**Description of the task:**
Transcribe every entry word for word. Skip the pictures.

※

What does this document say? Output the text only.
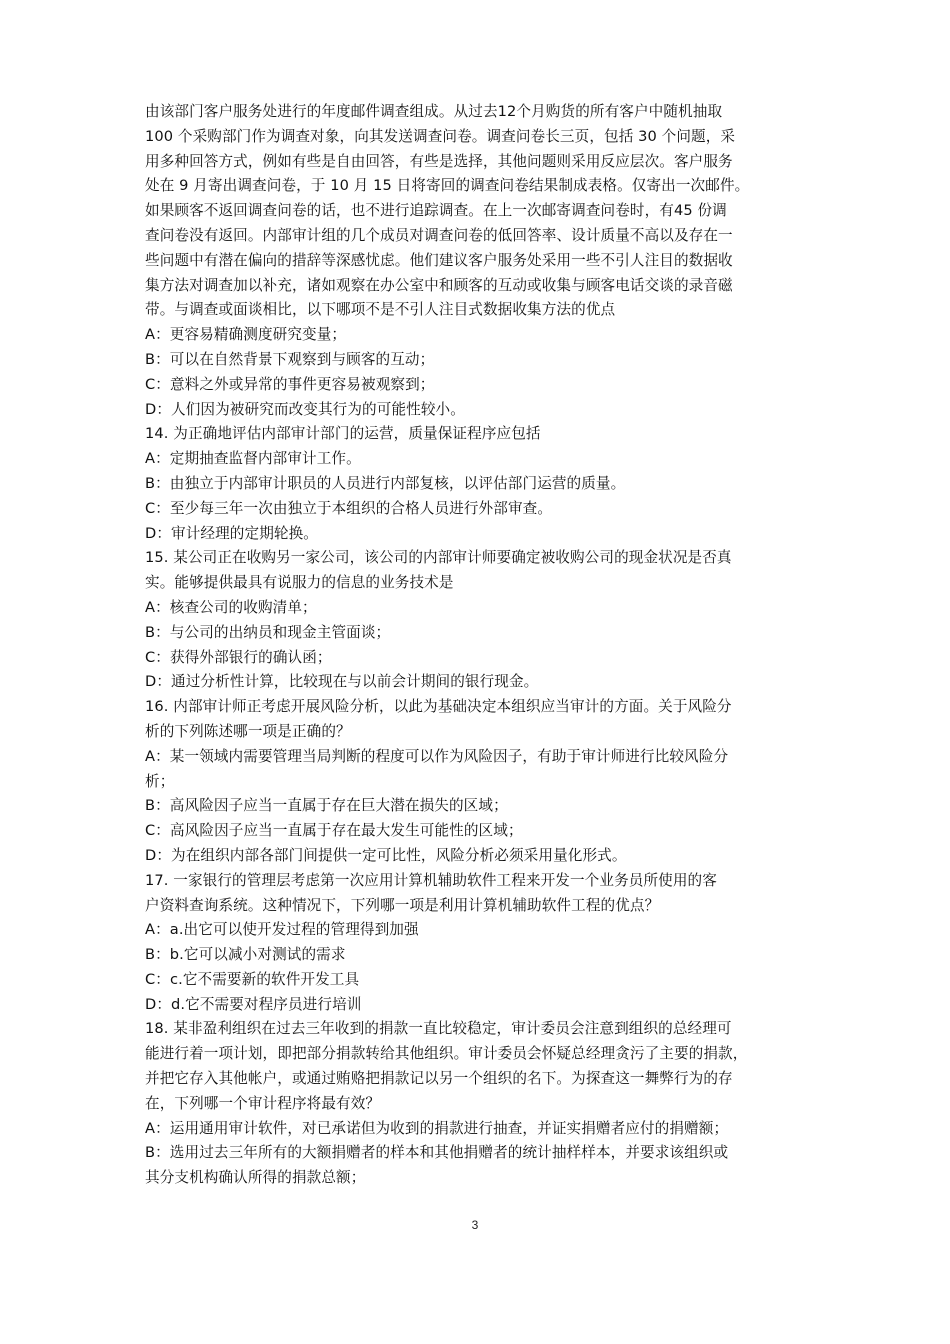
由该部门客户服务处进行的年度邮件调查组成。从过去12个月购货的所有客户中随机抽取
100 个采购部门作为调查对象，向其发送调查问卷。调查问卷长三页，包括 30 个问题，采
用多种回答方式，例如有些是自由回答，有些是选择，其他问题则采用反应层次。客户服务
处在 9 月寄出调查问卷，于 10 月 15 日将寄回的调查问卷结果制成表格。仅寄出一次邮件。
如果顾客不返回调查问卷的话，也不进行追踪调查。在上一次邮寄调查问卷时，有45 份调
查问卷没有返回。内部审计组的几个成员对调查问卷的低回答率、设计质量不高以及存在一
些问题中有潜在偏向的措辞等深感忧虑。他们建议客户服务处采用一些不引人注目的数据收
集方法对调查加以补充，诸如观察在办公室中和顾客的互动或收集与顾客电话交谈的录音磁
带。与调查或面谈相比，以下哪项不是不引人注目式数据收集方法的优点
A：更容易精确测度研究变量；
B：可以在自然背景下观察到与顾客的互动；
C：意料之外或异常的事件更容易被观察到；
D：人们因为被研究而改变其行为的可能性较小。
14. 为正确地评估内部审计部门的运营，质量保证程序应包括
A：定期抽查监督内部审计工作。
B：由独立于内部审计职员的人员进行内部复核，以评估部门运营的质量。
C：至少每三年一次由独立于本组织的合格人员进行外部审查。
D：审计经理的定期轮换。
15. 某公司正在收购另一家公司，该公司的内部审计师要确定被收购公司的现金状况是否真
实。能够提供最具有说服力的信息的业务技术是
A：核查公司的收购清单；
B：与公司的出纳员和现金主管面谈；
C：获得外部银行的确认函；
D：通过分析性计算，比较现在与以前会计期间的银行现金。
16. 内部审计师正考虑开展风险分析，以此为基础决定本组织应当审计的方面。关于风险分
析的下列陈述哪一项是正确的？
A：某一领域内需要管理当局判断的程度可以作为风险因子，有助于审计师进行比较风险分
析；
B：高风险因子应当一直属于存在巨大潜在损失的区域；
C：高风险因子应当一直属于存在最大发生可能性的区域；
D：为在组织内部各部门间提供一定可比性，风险分析必须采用量化形式。
17. 一家银行的管理层考虑第一次应用计算机辅助软件工程来开发一个业务员所使用的客
户资料查询系统。这种情况下，下列哪一项是利用计算机辅助软件工程的优点？
A：a.出它可以使开发过程的管理得到加强
B：b.它可以减小对测试的需求
C：c.它不需要新的软件开发工具
D：d.它不需要对程序员进行培训
18. 某非盈利组织在过去三年收到的捐款一直比较稳定，审计委员会注意到组织的总经理可
能进行着一项计划，即把部分捐款转给其他组织。审计委员会怀疑总经理贪污了主要的捐款，
并把它存入其他帐户，或通过贿赂把捐款记以另一个组织的名下。为探查这一舞弊行为的存
在，下列哪一个审计程序将最有效？
A：运用通用审计软件，对已承诺但为收到的捐款进行抽查，并证实捐赠者应付的捐赠额；
B：选用过去三年所有的大额捐赠者的样本和其他捐赠者的统计抽样样本，并要求该组织或
其分支机构确认所得的捐款总额；
3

※

**Solution to the exercise:**
What does this document say? Output the text only.
由该部门客户服务处进行的年度邮件调查组成。从过去12个月购货的所有客户中随机抽取
100 个采购部门作为调查对象，向其发送调查问卷。调查问卷长三页，包括 30 个问题，采
用多种回答方式，例如有些是自由回答，有些是选择，其他问题则采用反应层次。客户服务
处在 9 月寄出调查问卷，于 10 月 15 日将寄回的调查问卷结果制成表格。仅寄出一次邮件。
如果顾客不返回调查问卷的话，也不进行追踪调查。在上一次邮寄调查问卷时，有45 份调
查问卷没有返回。内部审计组的几个成员对调查问卷的低回答率、设计质量不高以及存在一
些问题中有潜在偏向的措辞等深感忧虑。他们建议客户服务处采用一些不引人注目的数据收
集方法对调查加以补充，诸如观察在办公室中和顾客的互动或收集与顾客电话交谈的录音磁
带。与调查或面谈相比，以下哪项不是不引人注目式数据收集方法的优点
A：更容易精确测度研究变量；
B：可以在自然背景下观察到与顾客的互动；
C：意料之外或异常的事件更容易被观察到；
D：人们因为被研究而改变其行为的可能性较小。
14. 为正确地评估内部审计部门的运营，质量保证程序应包括
A：定期抽查监督内部审计工作。
B：由独立于内部审计职员的人员进行内部复核，以评估部门运营的质量。
C：至少每三年一次由独立于本组织的合格人员进行外部审查。
D：审计经理的定期轮换。
15. 某公司正在收购另一家公司，该公司的内部审计师要确定被收购公司的现金状况是否真
实。能够提供最具有说服力的信息的业务技术是
A：核查公司的收购清单；
B：与公司的出纳员和现金主管面谈；
C：获得外部银行的确认函；
D：通过分析性计算，比较现在与以前会计期间的银行现金。
16. 内部审计师正考虑开展风险分析，以此为基础决定本组织应当审计的方面。关于风险分
析的下列陈述哪一项是正确的？
A：某一领域内需要管理当局判断的程度可以作为风险因子，有助于审计师进行比较风险分
析；
B：高风险因子应当一直属于存在巨大潜在损失的区域；
C：高风险因子应当一直属于存在最大发生可能性的区域；
D：为在组织内部各部门间提供一定可比性，风险分析必须采用量化形式。
17. 一家银行的管理层考虑第一次应用计算机辅助软件工程来开发一个业务员所使用的客
户资料查询系统。这种情况下，下列哪一项是利用计算机辅助软件工程的优点？
A：a.出它可以使开发过程的管理得到加强
B：b.它可以减小对测试的需求
C：c.它不需要新的软件开发工具
D：d.它不需要对程序员进行培训
18. 某非盈利组织在过去三年收到的捐款一直比较稳定，审计委员会注意到组织的总经理可
能进行着一项计划，即把部分捐款转给其他组织。审计委员会怀疑总经理贪污了主要的捐款，
并把它存入其他帐户，或通过贿赂把捐款记以另一个组织的名下。为探查这一舞弊行为的存
在，下列哪一个审计程序将最有效？
A：运用通用审计软件，对已承诺但为收到的捐款进行抽查，并证实捐赠者应付的捐赠额；
B：选用过去三年所有的大额捐赠者的样本和其他捐赠者的统计抽样样本，并要求该组织或
其分支机构确认所得的捐款总额；
3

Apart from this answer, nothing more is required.